**To do**
Quote every line of the data below as it stands, omitting pictures.

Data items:
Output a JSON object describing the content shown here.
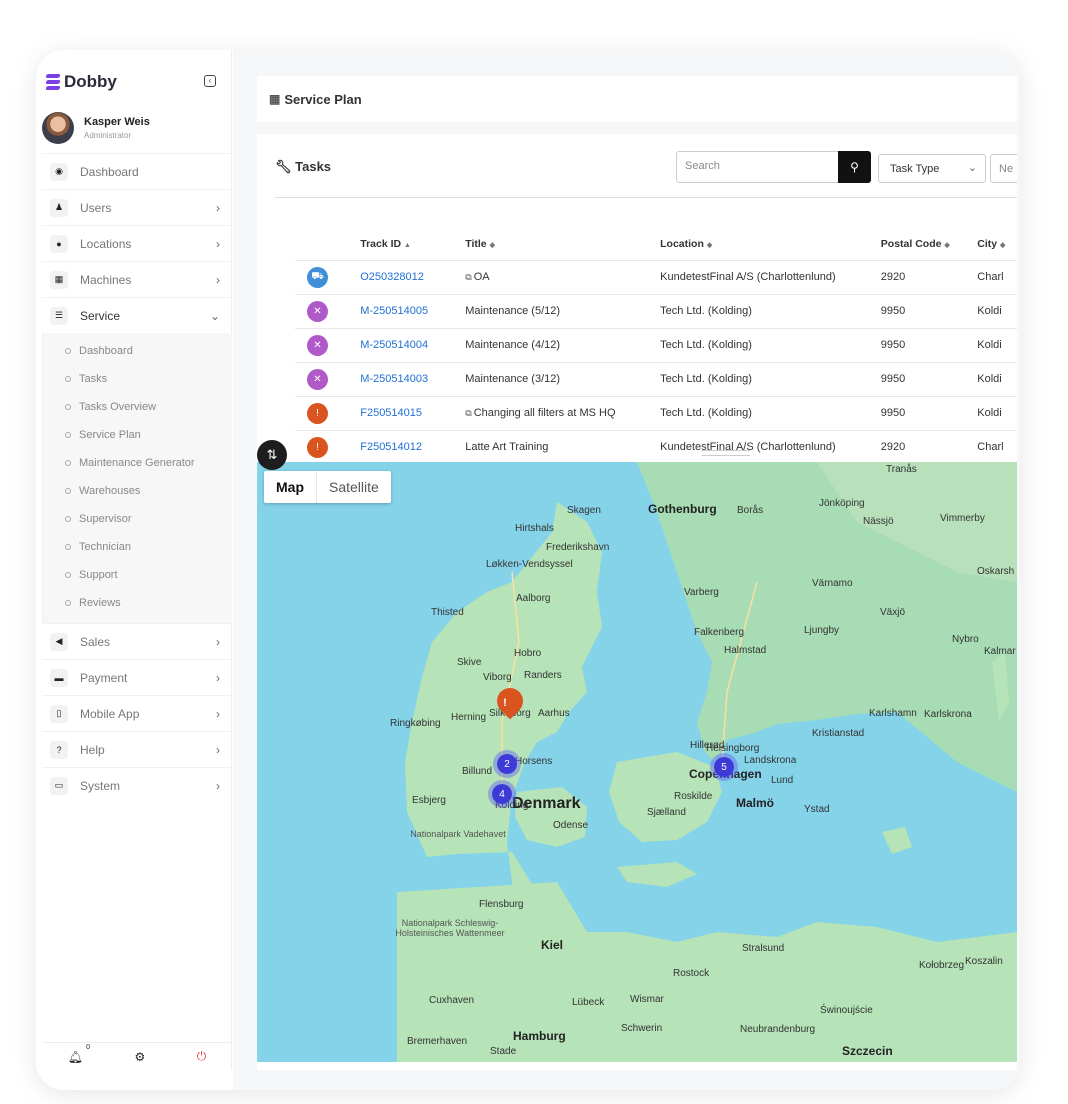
{
  "app": {
    "name": "Dobby"
  },
  "user": {
    "name": "Kasper Weis",
    "role": "Administrator"
  },
  "sidebar": {
    "items": [
      {
        "label": "Dashboard",
        "icon": "dashboard-icon",
        "glyph": "◉",
        "chevron": ""
      },
      {
        "label": "Users",
        "icon": "users-icon",
        "glyph": "♟",
        "chevron": "›"
      },
      {
        "label": "Locations",
        "icon": "location-pin-icon",
        "glyph": "●",
        "chevron": "›"
      },
      {
        "label": "Machines",
        "icon": "machine-icon",
        "glyph": "▦",
        "chevron": "›"
      },
      {
        "label": "Service",
        "icon": "list-icon",
        "glyph": "☰",
        "chevron": "⌄"
      }
    ],
    "service_sub": [
      "Dashboard",
      "Tasks",
      "Tasks Overview",
      "Service Plan",
      "Maintenance Generator",
      "Warehouses",
      "Supervisor",
      "Technician",
      "Support",
      "Reviews"
    ],
    "items_after": [
      {
        "label": "Sales",
        "icon": "megaphone-icon",
        "glyph": "◀",
        "chevron": "›"
      },
      {
        "label": "Payment",
        "icon": "credit-card-icon",
        "glyph": "▬",
        "chevron": "›"
      },
      {
        "label": "Mobile App",
        "icon": "mobile-icon",
        "glyph": "▯",
        "chevron": "›"
      },
      {
        "label": "Help",
        "icon": "help-icon",
        "glyph": "?",
        "chevron": "›"
      },
      {
        "label": "System",
        "icon": "laptop-icon",
        "glyph": "▭",
        "chevron": "›"
      }
    ],
    "footer": {
      "notifications": "0"
    }
  },
  "page": {
    "title": "Service Plan"
  },
  "tasks": {
    "title": "Tasks",
    "search_placeholder": "Search",
    "task_type": "Task Type",
    "second_filter": "Ne",
    "columns": [
      "Track ID",
      "Title",
      "Location",
      "Postal Code",
      "City"
    ],
    "column_arrows": [
      "▲",
      "◆",
      "◆",
      "◆",
      "◆"
    ],
    "rows": [
      {
        "status": "blue",
        "glyph": "⛟",
        "id": "O250328012",
        "copy": true,
        "title": "OA",
        "location": "KundetestFinal A/S (Charlottenlund)",
        "postal": "2920",
        "city": "Charl"
      },
      {
        "status": "purple",
        "glyph": "✕",
        "id": "M-250514005",
        "copy": false,
        "title": "Maintenance (5/12)",
        "location": "Tech Ltd. (Kolding)",
        "postal": "9950",
        "city": "Koldi"
      },
      {
        "status": "purple",
        "glyph": "✕",
        "id": "M-250514004",
        "copy": false,
        "title": "Maintenance (4/12)",
        "location": "Tech Ltd. (Kolding)",
        "postal": "9950",
        "city": "Koldi"
      },
      {
        "status": "purple",
        "glyph": "✕",
        "id": "M-250514003",
        "copy": false,
        "title": "Maintenance (3/12)",
        "location": "Tech Ltd. (Kolding)",
        "postal": "9950",
        "city": "Koldi"
      },
      {
        "status": "orange",
        "glyph": "!",
        "id": "F250514015",
        "copy": true,
        "title": "Changing all filters at MS HQ",
        "location": "Tech Ltd. (Kolding)",
        "postal": "9950",
        "city": "Koldi"
      },
      {
        "status": "orange",
        "glyph": "!",
        "id": "F250514012",
        "copy": false,
        "title": "Latte Art Training",
        "location": "KundetestFinal A/S (Charlottenlund)",
        "postal": "2920",
        "city": "Charl"
      }
    ]
  },
  "map": {
    "toggle": {
      "map": "Map",
      "satellite": "Satellite"
    },
    "clusters": [
      {
        "count": "2"
      },
      {
        "count": "4"
      },
      {
        "count": "5"
      }
    ],
    "labels": [
      {
        "text": "Denmark",
        "size": "big"
      },
      {
        "text": "Gothenburg",
        "size": "med"
      },
      {
        "text": "Copenhagen",
        "size": "med"
      },
      {
        "text": "Malmö",
        "size": "med"
      },
      {
        "text": "Hamburg",
        "size": "med"
      },
      {
        "text": "Szczecin",
        "size": "med"
      },
      {
        "text": "Kiel",
        "size": "med"
      },
      {
        "text": "Aalborg",
        "size": "normal"
      },
      {
        "text": "Aarhus",
        "size": "normal"
      },
      {
        "text": "Randers",
        "size": "normal"
      },
      {
        "text": "Odense",
        "size": "normal"
      },
      {
        "text": "Kolding",
        "size": "normal"
      },
      {
        "text": "Horsens",
        "size": "normal"
      },
      {
        "text": "Esbjerg",
        "size": "normal"
      },
      {
        "text": "Herning",
        "size": "normal"
      },
      {
        "text": "Viborg",
        "size": "normal"
      },
      {
        "text": "Skive",
        "size": "normal"
      },
      {
        "text": "Thisted",
        "size": "normal"
      },
      {
        "text": "Skagen",
        "size": "normal"
      },
      {
        "text": "Hirtshals",
        "size": "normal"
      },
      {
        "text": "Frederikshavn",
        "size": "normal"
      },
      {
        "text": "Løkken-Vendsyssel",
        "size": "normal"
      },
      {
        "text": "Hobro",
        "size": "normal"
      },
      {
        "text": "Silkeborg",
        "size": "normal"
      },
      {
        "text": "Billund",
        "size": "normal"
      },
      {
        "text": "Ringkøbing",
        "size": "normal"
      },
      {
        "text": "Varberg",
        "size": "normal"
      },
      {
        "text": "Falkenberg",
        "size": "normal"
      },
      {
        "text": "Halmstad",
        "size": "normal"
      },
      {
        "text": "Helsingborg",
        "size": "normal"
      },
      {
        "text": "Hillerød",
        "size": "normal"
      },
      {
        "text": "Landskrona",
        "size": "normal"
      },
      {
        "text": "Lund",
        "size": "normal"
      },
      {
        "text": "Ystad",
        "size": "normal"
      },
      {
        "text": "Roskilde",
        "size": "normal"
      },
      {
        "text": "Sjælland",
        "size": "normal"
      },
      {
        "text": "Kristianstad",
        "size": "normal"
      },
      {
        "text": "Karlshamn",
        "size": "normal"
      },
      {
        "text": "Karlskrona",
        "size": "normal"
      },
      {
        "text": "Nybro",
        "size": "normal"
      },
      {
        "text": "Kalmar",
        "size": "normal"
      },
      {
        "text": "Växjö",
        "size": "normal"
      },
      {
        "text": "Ljungby",
        "size": "normal"
      },
      {
        "text": "Värnamo",
        "size": "normal"
      },
      {
        "text": "Jönköping",
        "size": "normal"
      },
      {
        "text": "Borås",
        "size": "normal"
      },
      {
        "text": "Nässjö",
        "size": "normal"
      },
      {
        "text": "Vimmerby",
        "size": "normal"
      },
      {
        "text": "Oskarsh",
        "size": "normal"
      },
      {
        "text": "Tranås",
        "size": "normal"
      },
      {
        "text": "Flensburg",
        "size": "normal"
      },
      {
        "text": "Rostock",
        "size": "normal"
      },
      {
        "text": "Stralsund",
        "size": "normal"
      },
      {
        "text": "Wismar",
        "size": "normal"
      },
      {
        "text": "Lübeck",
        "size": "normal"
      },
      {
        "text": "Schwerin",
        "size": "normal"
      },
      {
        "text": "Neubrandenburg",
        "size": "normal"
      },
      {
        "text": "Bremerhaven",
        "size": "normal"
      },
      {
        "text": "Stade",
        "size": "normal"
      },
      {
        "text": "Cuxhaven",
        "size": "normal"
      },
      {
        "text": "Kołobrzeg",
        "size": "normal"
      },
      {
        "text": "Koszalin",
        "size": "normal"
      },
      {
        "text": "Świnoujście",
        "size": "normal"
      },
      {
        "text": "Nationalpark Vadehavet",
        "size": "small"
      },
      {
        "text": "Nationalpark Schleswig-Holsteinisches Wattenmeer",
        "size": "small"
      }
    ]
  }
}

**Task result**
Output a JSON object describing the content shown here.
{
  "app": {
    "name": "Dobby"
  },
  "user": {
    "name": "Kasper Weis",
    "role": "Administrator"
  },
  "sidebar": {
    "items": [
      {
        "label": "Dashboard",
        "icon": "dashboard-icon",
        "glyph": "◉",
        "chevron": ""
      },
      {
        "label": "Users",
        "icon": "users-icon",
        "glyph": "♟",
        "chevron": "›"
      },
      {
        "label": "Locations",
        "icon": "location-pin-icon",
        "glyph": "●",
        "chevron": "›"
      },
      {
        "label": "Machines",
        "icon": "machine-icon",
        "glyph": "▦",
        "chevron": "›"
      },
      {
        "label": "Service",
        "icon": "list-icon",
        "glyph": "☰",
        "chevron": "⌄"
      }
    ],
    "service_sub": [
      "Dashboard",
      "Tasks",
      "Tasks Overview",
      "Service Plan",
      "Maintenance Generator",
      "Warehouses",
      "Supervisor",
      "Technician",
      "Support",
      "Reviews"
    ],
    "items_after": [
      {
        "label": "Sales",
        "icon": "megaphone-icon",
        "glyph": "◀",
        "chevron": "›"
      },
      {
        "label": "Payment",
        "icon": "credit-card-icon",
        "glyph": "▬",
        "chevron": "›"
      },
      {
        "label": "Mobile App",
        "icon": "mobile-icon",
        "glyph": "▯",
        "chevron": "›"
      },
      {
        "label": "Help",
        "icon": "help-icon",
        "glyph": "?",
        "chevron": "›"
      },
      {
        "label": "System",
        "icon": "laptop-icon",
        "glyph": "▭",
        "chevron": "›"
      }
    ],
    "footer": {
      "notifications": "0"
    }
  },
  "page": {
    "title": "Service Plan"
  },
  "tasks": {
    "title": "Tasks",
    "search_placeholder": "Search",
    "task_type": "Task Type",
    "second_filter": "Ne",
    "columns": [
      "Track ID",
      "Title",
      "Location",
      "Postal Code",
      "City"
    ],
    "column_arrows": [
      "▲",
      "◆",
      "◆",
      "◆",
      "◆"
    ],
    "rows": [
      {
        "status": "blue",
        "glyph": "⛟",
        "id": "O250328012",
        "copy": true,
        "title": "OA",
        "location": "KundetestFinal A/S (Charlottenlund)",
        "postal": "2920",
        "city": "Charl"
      },
      {
        "status": "purple",
        "glyph": "✕",
        "id": "M-250514005",
        "copy": false,
        "title": "Maintenance (5/12)",
        "location": "Tech Ltd. (Kolding)",
        "postal": "9950",
        "city": "Koldi"
      },
      {
        "status": "purple",
        "glyph": "✕",
        "id": "M-250514004",
        "copy": false,
        "title": "Maintenance (4/12)",
        "location": "Tech Ltd. (Kolding)",
        "postal": "9950",
        "city": "Koldi"
      },
      {
        "status": "purple",
        "glyph": "✕",
        "id": "M-250514003",
        "copy": false,
        "title": "Maintenance (3/12)",
        "location": "Tech Ltd. (Kolding)",
        "postal": "9950",
        "city": "Koldi"
      },
      {
        "status": "orange",
        "glyph": "!",
        "id": "F250514015",
        "copy": true,
        "title": "Changing all filters at MS HQ",
        "location": "Tech Ltd. (Kolding)",
        "postal": "9950",
        "city": "Koldi"
      },
      {
        "status": "orange",
        "glyph": "!",
        "id": "F250514012",
        "copy": false,
        "title": "Latte Art Training",
        "location": "KundetestFinal A/S (Charlottenlund)",
        "postal": "2920",
        "city": "Charl"
      }
    ]
  },
  "map": {
    "toggle": {
      "map": "Map",
      "satellite": "Satellite"
    },
    "clusters": [
      {
        "count": "2"
      },
      {
        "count": "4"
      },
      {
        "count": "5"
      }
    ],
    "labels": [
      {
        "text": "Denmark",
        "size": "big"
      },
      {
        "text": "Gothenburg",
        "size": "med"
      },
      {
        "text": "Copenhagen",
        "size": "med"
      },
      {
        "text": "Malmö",
        "size": "med"
      },
      {
        "text": "Hamburg",
        "size": "med"
      },
      {
        "text": "Szczecin",
        "size": "med"
      },
      {
        "text": "Kiel",
        "size": "med"
      },
      {
        "text": "Aalborg",
        "size": "normal"
      },
      {
        "text": "Aarhus",
        "size": "normal"
      },
      {
        "text": "Randers",
        "size": "normal"
      },
      {
        "text": "Odense",
        "size": "normal"
      },
      {
        "text": "Kolding",
        "size": "normal"
      },
      {
        "text": "Horsens",
        "size": "normal"
      },
      {
        "text": "Esbjerg",
        "size": "normal"
      },
      {
        "text": "Herning",
        "size": "normal"
      },
      {
        "text": "Viborg",
        "size": "normal"
      },
      {
        "text": "Skive",
        "size": "normal"
      },
      {
        "text": "Thisted",
        "size": "normal"
      },
      {
        "text": "Skagen",
        "size": "normal"
      },
      {
        "text": "Hirtshals",
        "size": "normal"
      },
      {
        "text": "Frederikshavn",
        "size": "normal"
      },
      {
        "text": "Løkken-Vendsyssel",
        "size": "normal"
      },
      {
        "text": "Hobro",
        "size": "normal"
      },
      {
        "text": "Silkeborg",
        "size": "normal"
      },
      {
        "text": "Billund",
        "size": "normal"
      },
      {
        "text": "Ringkøbing",
        "size": "normal"
      },
      {
        "text": "Varberg",
        "size": "normal"
      },
      {
        "text": "Falkenberg",
        "size": "normal"
      },
      {
        "text": "Halmstad",
        "size": "normal"
      },
      {
        "text": "Helsingborg",
        "size": "normal"
      },
      {
        "text": "Hillerød",
        "size": "normal"
      },
      {
        "text": "Landskrona",
        "size": "normal"
      },
      {
        "text": "Lund",
        "size": "normal"
      },
      {
        "text": "Ystad",
        "size": "normal"
      },
      {
        "text": "Roskilde",
        "size": "normal"
      },
      {
        "text": "Sjælland",
        "size": "normal"
      },
      {
        "text": "Kristianstad",
        "size": "normal"
      },
      {
        "text": "Karlshamn",
        "size": "normal"
      },
      {
        "text": "Karlskrona",
        "size": "normal"
      },
      {
        "text": "Nybro",
        "size": "normal"
      },
      {
        "text": "Kalmar",
        "size": "normal"
      },
      {
        "text": "Växjö",
        "size": "normal"
      },
      {
        "text": "Ljungby",
        "size": "normal"
      },
      {
        "text": "Värnamo",
        "size": "normal"
      },
      {
        "text": "Jönköping",
        "size": "normal"
      },
      {
        "text": "Borås",
        "size": "normal"
      },
      {
        "text": "Nässjö",
        "size": "normal"
      },
      {
        "text": "Vimmerby",
        "size": "normal"
      },
      {
        "text": "Oskarsh",
        "size": "normal"
      },
      {
        "text": "Tranås",
        "size": "normal"
      },
      {
        "text": "Flensburg",
        "size": "normal"
      },
      {
        "text": "Rostock",
        "size": "normal"
      },
      {
        "text": "Stralsund",
        "size": "normal"
      },
      {
        "text": "Wismar",
        "size": "normal"
      },
      {
        "text": "Lübeck",
        "size": "normal"
      },
      {
        "text": "Schwerin",
        "size": "normal"
      },
      {
        "text": "Neubrandenburg",
        "size": "normal"
      },
      {
        "text": "Bremerhaven",
        "size": "normal"
      },
      {
        "text": "Stade",
        "size": "normal"
      },
      {
        "text": "Cuxhaven",
        "size": "normal"
      },
      {
        "text": "Kołobrzeg",
        "size": "normal"
      },
      {
        "text": "Koszalin",
        "size": "normal"
      },
      {
        "text": "Świnoujście",
        "size": "normal"
      },
      {
        "text": "Nationalpark Vadehavet",
        "size": "small"
      },
      {
        "text": "Nationalpark Schleswig-Holsteinisches Wattenmeer",
        "size": "small"
      }
    ]
  }
}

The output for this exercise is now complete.